-- begin --
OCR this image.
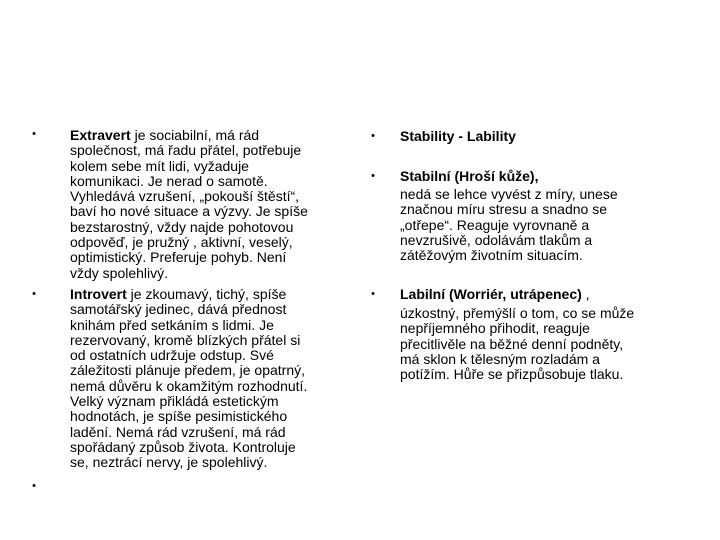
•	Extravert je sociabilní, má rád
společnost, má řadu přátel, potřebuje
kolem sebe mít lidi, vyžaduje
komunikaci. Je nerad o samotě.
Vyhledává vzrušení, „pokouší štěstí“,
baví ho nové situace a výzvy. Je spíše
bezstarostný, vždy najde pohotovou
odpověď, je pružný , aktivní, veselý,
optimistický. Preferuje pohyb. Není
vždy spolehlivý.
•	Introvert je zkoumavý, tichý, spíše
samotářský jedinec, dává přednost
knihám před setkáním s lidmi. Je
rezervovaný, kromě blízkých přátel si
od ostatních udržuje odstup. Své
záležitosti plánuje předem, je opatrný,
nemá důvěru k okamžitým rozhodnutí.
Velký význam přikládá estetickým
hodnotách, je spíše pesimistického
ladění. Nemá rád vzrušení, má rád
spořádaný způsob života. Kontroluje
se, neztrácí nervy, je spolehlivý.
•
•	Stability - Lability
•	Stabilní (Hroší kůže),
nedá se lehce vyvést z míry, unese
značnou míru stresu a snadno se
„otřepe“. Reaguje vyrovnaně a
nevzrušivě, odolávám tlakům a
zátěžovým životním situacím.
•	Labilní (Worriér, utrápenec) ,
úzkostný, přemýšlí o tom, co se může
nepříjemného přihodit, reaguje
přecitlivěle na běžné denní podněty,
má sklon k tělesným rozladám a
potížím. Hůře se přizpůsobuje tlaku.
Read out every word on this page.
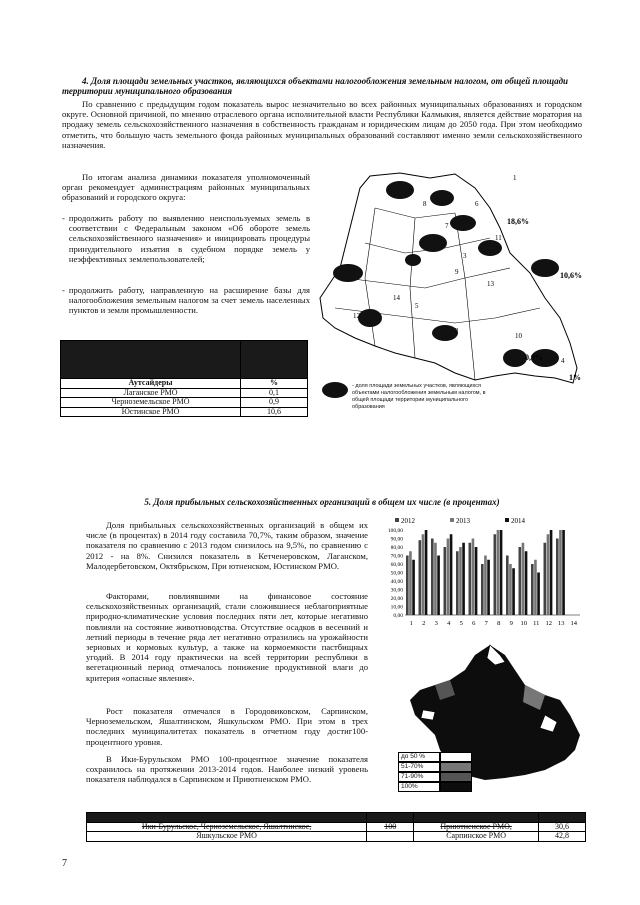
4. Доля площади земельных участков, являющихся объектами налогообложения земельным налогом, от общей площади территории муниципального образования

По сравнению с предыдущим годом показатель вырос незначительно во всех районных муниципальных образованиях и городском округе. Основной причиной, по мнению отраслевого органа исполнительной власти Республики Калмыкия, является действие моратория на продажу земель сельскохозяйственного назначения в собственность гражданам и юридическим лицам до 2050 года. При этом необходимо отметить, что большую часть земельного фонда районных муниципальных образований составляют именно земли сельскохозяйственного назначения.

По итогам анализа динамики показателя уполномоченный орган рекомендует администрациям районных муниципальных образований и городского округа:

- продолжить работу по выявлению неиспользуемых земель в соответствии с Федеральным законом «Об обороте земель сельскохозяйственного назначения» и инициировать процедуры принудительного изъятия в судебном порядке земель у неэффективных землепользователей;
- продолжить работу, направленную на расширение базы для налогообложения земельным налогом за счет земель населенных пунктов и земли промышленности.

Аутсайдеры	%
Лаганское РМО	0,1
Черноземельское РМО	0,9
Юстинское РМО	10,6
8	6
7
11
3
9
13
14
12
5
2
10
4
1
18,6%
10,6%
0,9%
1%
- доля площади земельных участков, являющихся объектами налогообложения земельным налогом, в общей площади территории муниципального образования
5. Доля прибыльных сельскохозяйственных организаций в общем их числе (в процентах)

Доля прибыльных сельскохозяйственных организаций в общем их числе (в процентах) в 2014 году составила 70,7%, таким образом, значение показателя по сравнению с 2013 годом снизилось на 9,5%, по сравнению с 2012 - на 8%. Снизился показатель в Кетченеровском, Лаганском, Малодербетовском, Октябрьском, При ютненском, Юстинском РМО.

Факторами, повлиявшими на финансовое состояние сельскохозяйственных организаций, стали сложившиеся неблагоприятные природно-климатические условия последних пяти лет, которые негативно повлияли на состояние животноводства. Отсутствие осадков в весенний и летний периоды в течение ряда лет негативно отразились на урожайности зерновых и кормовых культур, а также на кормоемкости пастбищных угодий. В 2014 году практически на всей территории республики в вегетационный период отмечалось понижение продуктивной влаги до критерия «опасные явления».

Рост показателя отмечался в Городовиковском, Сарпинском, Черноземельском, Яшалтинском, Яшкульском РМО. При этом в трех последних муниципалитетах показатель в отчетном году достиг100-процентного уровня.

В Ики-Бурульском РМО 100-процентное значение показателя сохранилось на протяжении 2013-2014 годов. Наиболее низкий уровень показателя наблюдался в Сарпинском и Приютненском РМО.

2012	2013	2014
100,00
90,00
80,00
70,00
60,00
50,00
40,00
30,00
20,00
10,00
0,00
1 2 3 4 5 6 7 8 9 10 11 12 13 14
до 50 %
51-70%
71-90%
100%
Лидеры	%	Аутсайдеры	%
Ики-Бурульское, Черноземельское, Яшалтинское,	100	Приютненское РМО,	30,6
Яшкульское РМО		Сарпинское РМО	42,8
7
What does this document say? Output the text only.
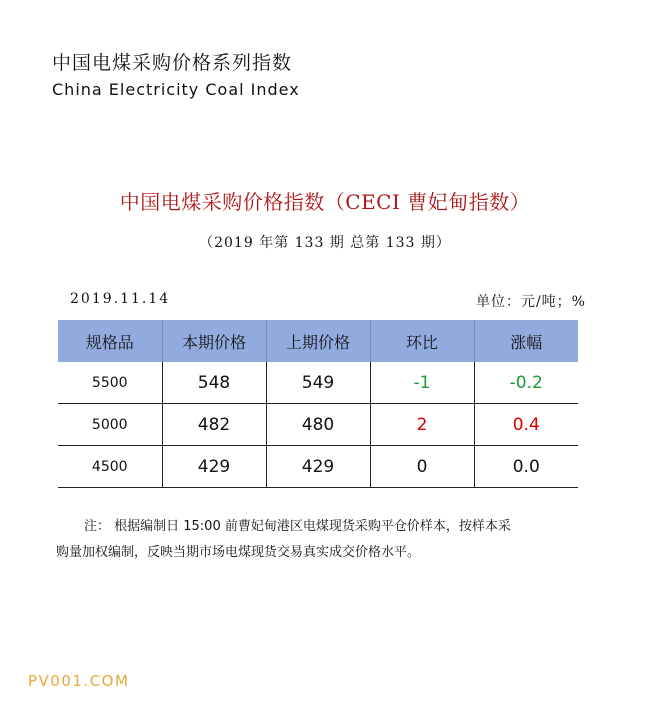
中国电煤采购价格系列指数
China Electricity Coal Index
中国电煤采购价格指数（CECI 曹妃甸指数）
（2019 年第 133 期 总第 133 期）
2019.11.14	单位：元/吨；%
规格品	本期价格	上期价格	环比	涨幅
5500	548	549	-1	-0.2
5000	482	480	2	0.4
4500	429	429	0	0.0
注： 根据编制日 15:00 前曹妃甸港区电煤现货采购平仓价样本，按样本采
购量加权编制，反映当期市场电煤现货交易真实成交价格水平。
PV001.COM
-- end --
-- begin --
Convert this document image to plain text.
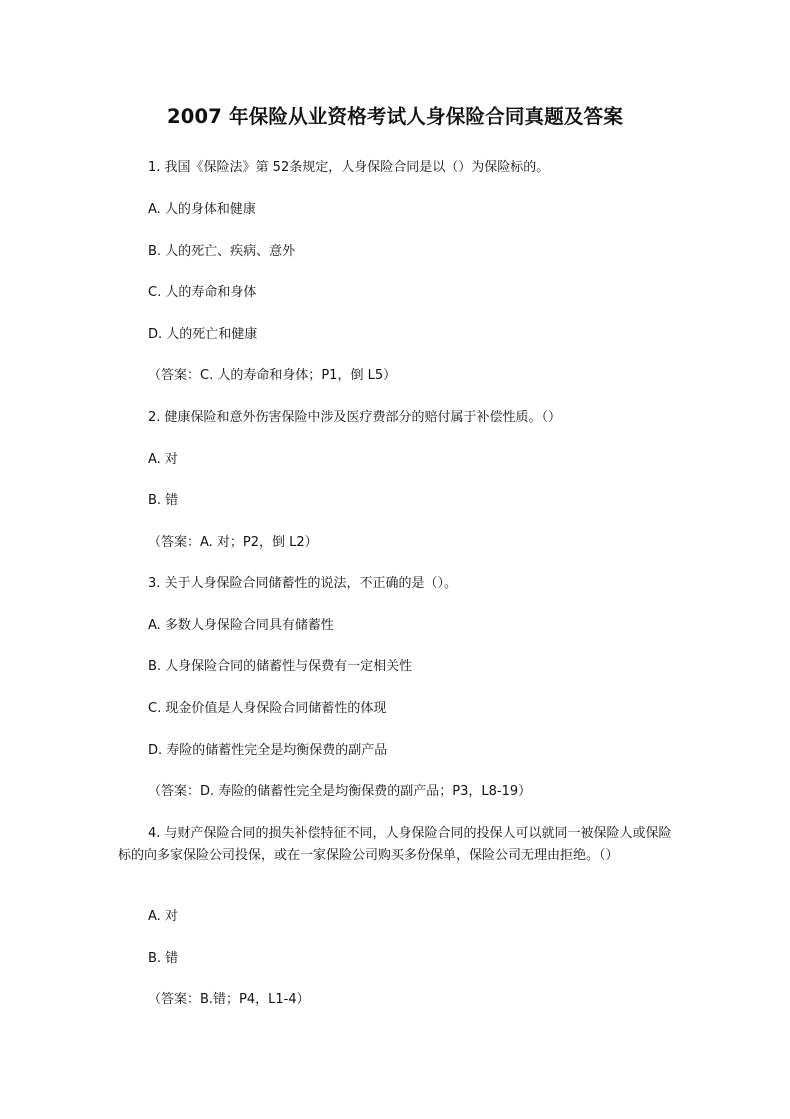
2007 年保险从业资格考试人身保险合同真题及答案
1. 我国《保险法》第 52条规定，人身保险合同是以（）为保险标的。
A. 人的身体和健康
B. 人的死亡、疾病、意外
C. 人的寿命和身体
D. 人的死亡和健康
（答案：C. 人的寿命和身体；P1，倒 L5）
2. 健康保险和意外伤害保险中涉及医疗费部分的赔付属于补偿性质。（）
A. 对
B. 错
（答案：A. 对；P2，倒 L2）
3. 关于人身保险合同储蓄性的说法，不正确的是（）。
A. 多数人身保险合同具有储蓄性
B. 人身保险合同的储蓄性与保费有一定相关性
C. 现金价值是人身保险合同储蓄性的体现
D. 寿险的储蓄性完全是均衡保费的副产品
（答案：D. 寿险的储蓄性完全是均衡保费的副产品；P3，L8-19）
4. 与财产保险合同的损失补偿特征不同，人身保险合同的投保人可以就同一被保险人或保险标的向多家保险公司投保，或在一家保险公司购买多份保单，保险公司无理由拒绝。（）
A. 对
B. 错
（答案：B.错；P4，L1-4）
-- end --
In the lines above, locate the string "Черноземельское". Copy every line where it occurs.

_Solution below:_
Черноземельское РМО	0,9
Ики-Бурульское, Черноземельское, Яшалтинское,	100	Приютненское РМО,	30,6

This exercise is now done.